▶ _Problem_
From the listing below, extract each entry exactly as written, minus the images.

▶ _Input material_
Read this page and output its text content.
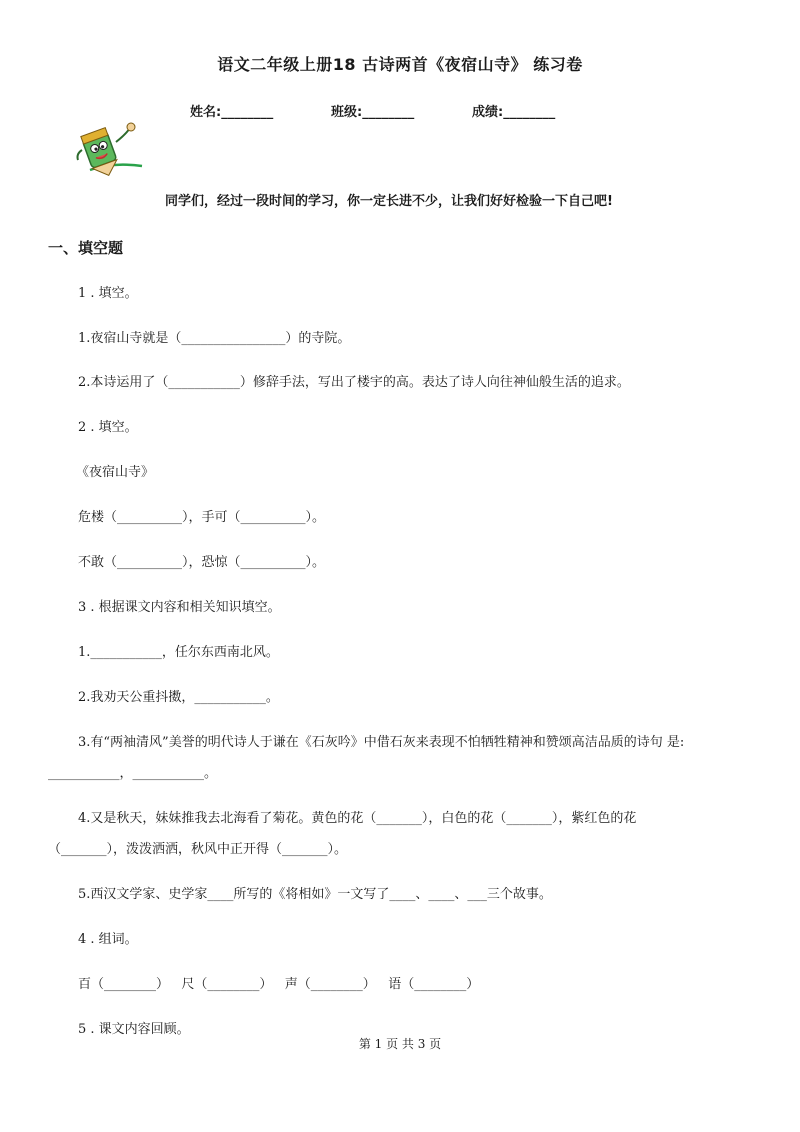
语文二年级上册18 古诗两首《夜宿山寺》 练习卷
姓名:________	班级:________	成绩:________
同学们，经过一段时间的学习，你一定长进不少，让我们好好检验一下自己吧!
一、填空题
1 . 填空。
1.夜宿山寺就是（________________）的寺院。
2.本诗运用了（___________）修辞手法，写出了楼宇的高。表达了诗人向往神仙般生活的追求。
2 . 填空。
《夜宿山寺》
危楼（__________），手可（__________）。
不敢（__________），恐惊（__________）。
3 . 根据课文内容和相关知识填空。
1.___________，任尔东西南北风。
2.我劝天公重抖擞，___________。
3.有“两袖清风”美誉的明代诗人于谦在《石灰吟》中借石灰来表现不怕牺牲精神和赞颂高洁品质的诗句 是:
___________，___________。
4.又是秋天，妹妹推我去北海看了菊花。黄色的花（_______），白色的花（_______），紫红色的花
（_______），泼泼洒洒，秋风中正开得（_______）。
5.西汉文学家、史学家____所写的《将相如》一文写了____、____、___三个故事。
4 . 组词。
百（________）   尺（________）   声（________）   语（________）
5 . 课文内容回顾。
第 1 页 共 3 页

▶ _Reply_
Read this page and output its text content.
语文二年级上册18 古诗两首《夜宿山寺》 练习卷
姓名:________	班级:________	成绩:________
同学们，经过一段时间的学习，你一定长进不少，让我们好好检验一下自己吧!
一、填空题
1 . 填空。
1.夜宿山寺就是（________________）的寺院。
2.本诗运用了（___________）修辞手法，写出了楼宇的高。表达了诗人向往神仙般生活的追求。
2 . 填空。
《夜宿山寺》
危楼（__________），手可（__________）。
不敢（__________），恐惊（__________）。
3 . 根据课文内容和相关知识填空。
1.___________，任尔东西南北风。
2.我劝天公重抖擞，___________。
3.有“两袖清风”美誉的明代诗人于谦在《石灰吟》中借石灰来表现不怕牺牲精神和赞颂高洁品质的诗句 是:
___________，___________。
4.又是秋天，妹妹推我去北海看了菊花。黄色的花（_______），白色的花（_______），紫红色的花
（_______），泼泼洒洒，秋风中正开得（_______）。
5.西汉文学家、史学家____所写的《将相如》一文写了____、____、___三个故事。
4 . 组词。
百（________）   尺（________）   声（________）   语（________）
5 . 课文内容回顾。
第 1 页 共 3 页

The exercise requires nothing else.